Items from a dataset

------------------------------------------------------------

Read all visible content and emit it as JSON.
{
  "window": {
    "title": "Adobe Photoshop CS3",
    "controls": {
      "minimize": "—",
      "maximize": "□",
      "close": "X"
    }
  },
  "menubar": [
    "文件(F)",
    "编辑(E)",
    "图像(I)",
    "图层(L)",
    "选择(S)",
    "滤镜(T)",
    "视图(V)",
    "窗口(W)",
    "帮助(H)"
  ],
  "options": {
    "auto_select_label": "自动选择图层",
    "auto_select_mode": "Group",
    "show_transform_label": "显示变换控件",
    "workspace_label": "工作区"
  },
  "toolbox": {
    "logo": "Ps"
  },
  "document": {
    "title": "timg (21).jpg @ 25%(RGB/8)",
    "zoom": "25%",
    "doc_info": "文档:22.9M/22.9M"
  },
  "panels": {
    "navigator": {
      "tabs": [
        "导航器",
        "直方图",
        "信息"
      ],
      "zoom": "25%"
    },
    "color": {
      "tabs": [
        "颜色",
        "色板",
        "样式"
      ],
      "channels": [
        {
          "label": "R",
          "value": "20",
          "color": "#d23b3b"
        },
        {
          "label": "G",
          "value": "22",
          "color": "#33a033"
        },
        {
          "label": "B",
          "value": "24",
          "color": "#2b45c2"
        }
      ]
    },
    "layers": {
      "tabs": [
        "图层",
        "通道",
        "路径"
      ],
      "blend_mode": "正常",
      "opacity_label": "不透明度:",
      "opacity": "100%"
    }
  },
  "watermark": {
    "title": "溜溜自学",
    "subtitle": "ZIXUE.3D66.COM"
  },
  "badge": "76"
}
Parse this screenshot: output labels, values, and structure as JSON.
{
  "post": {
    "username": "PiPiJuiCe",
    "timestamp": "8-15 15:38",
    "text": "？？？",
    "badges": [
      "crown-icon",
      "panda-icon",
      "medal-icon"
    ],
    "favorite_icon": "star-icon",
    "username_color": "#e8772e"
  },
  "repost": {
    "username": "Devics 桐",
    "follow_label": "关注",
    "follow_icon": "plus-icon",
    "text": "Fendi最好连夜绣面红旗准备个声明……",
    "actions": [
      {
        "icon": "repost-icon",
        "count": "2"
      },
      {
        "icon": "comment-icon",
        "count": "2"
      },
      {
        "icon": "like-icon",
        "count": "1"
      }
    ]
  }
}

------------------------------------------------------------

### Exercise prompt
Type out all of the material again, word for word.

### Full output
Read all visible content and emit it as JSON.
{
  "window": {
    "title": "Adobe Photoshop CS3",
    "controls": {
      "minimize": "—",
      "maximize": "□",
      "close": "X"
    }
  },
  "menubar": [
    "文件(F)",
    "编辑(E)",
    "图像(I)",
    "图层(L)",
    "选择(S)",
    "滤镜(T)",
    "视图(V)",
    "窗口(W)",
    "帮助(H)"
  ],
  "options": {
    "auto_select_label": "自动选择图层",
    "auto_select_mode": "Group",
    "show_transform_label": "显示变换控件",
    "workspace_label": "工作区"
  },
  "toolbox": {
    "logo": "Ps"
  },
  "document": {
    "title": "timg (21).jpg @ 25%(RGB/8)",
    "zoom": "25%",
    "doc_info": "文档:22.9M/22.9M"
  },
  "panels": {
    "navigator": {
      "tabs": [
        "导航器",
        "直方图",
        "信息"
      ],
      "zoom": "25%"
    },
    "color": {
      "tabs": [
        "颜色",
        "色板",
        "样式"
      ],
      "channels": [
        {
          "label": "R",
          "value": "20",
          "color": "#d23b3b"
        },
        {
          "label": "G",
          "value": "22",
          "color": "#33a033"
        },
        {
          "label": "B",
          "value": "24",
          "color": "#2b45c2"
        }
      ]
    },
    "layers": {
      "tabs": [
        "图层",
        "通道",
        "路径"
      ],
      "blend_mode": "正常",
      "opacity_label": "不透明度:",
      "opacity": "100%"
    }
  },
  "watermark": {
    "title": "溜溜自学",
    "subtitle": "ZIXUE.3D66.COM"
  },
  "badge": "76"
}
Parse this screenshot: output labels, values, and structure as JSON.
{
  "post": {
    "username": "PiPiJuiCe",
    "timestamp": "8-15 15:38",
    "text": "？？？",
    "badges": [
      "crown-icon",
      "panda-icon",
      "medal-icon"
    ],
    "favorite_icon": "star-icon",
    "username_color": "#e8772e"
  },
  "repost": {
    "username": "Devics 桐",
    "follow_label": "关注",
    "follow_icon": "plus-icon",
    "text": "Fendi最好连夜绣面红旗准备个声明……",
    "actions": [
      {
        "icon": "repost-icon",
        "count": "2"
      },
      {
        "icon": "comment-icon",
        "count": "2"
      },
      {
        "icon": "like-icon",
        "count": "1"
      }
    ]
  }
}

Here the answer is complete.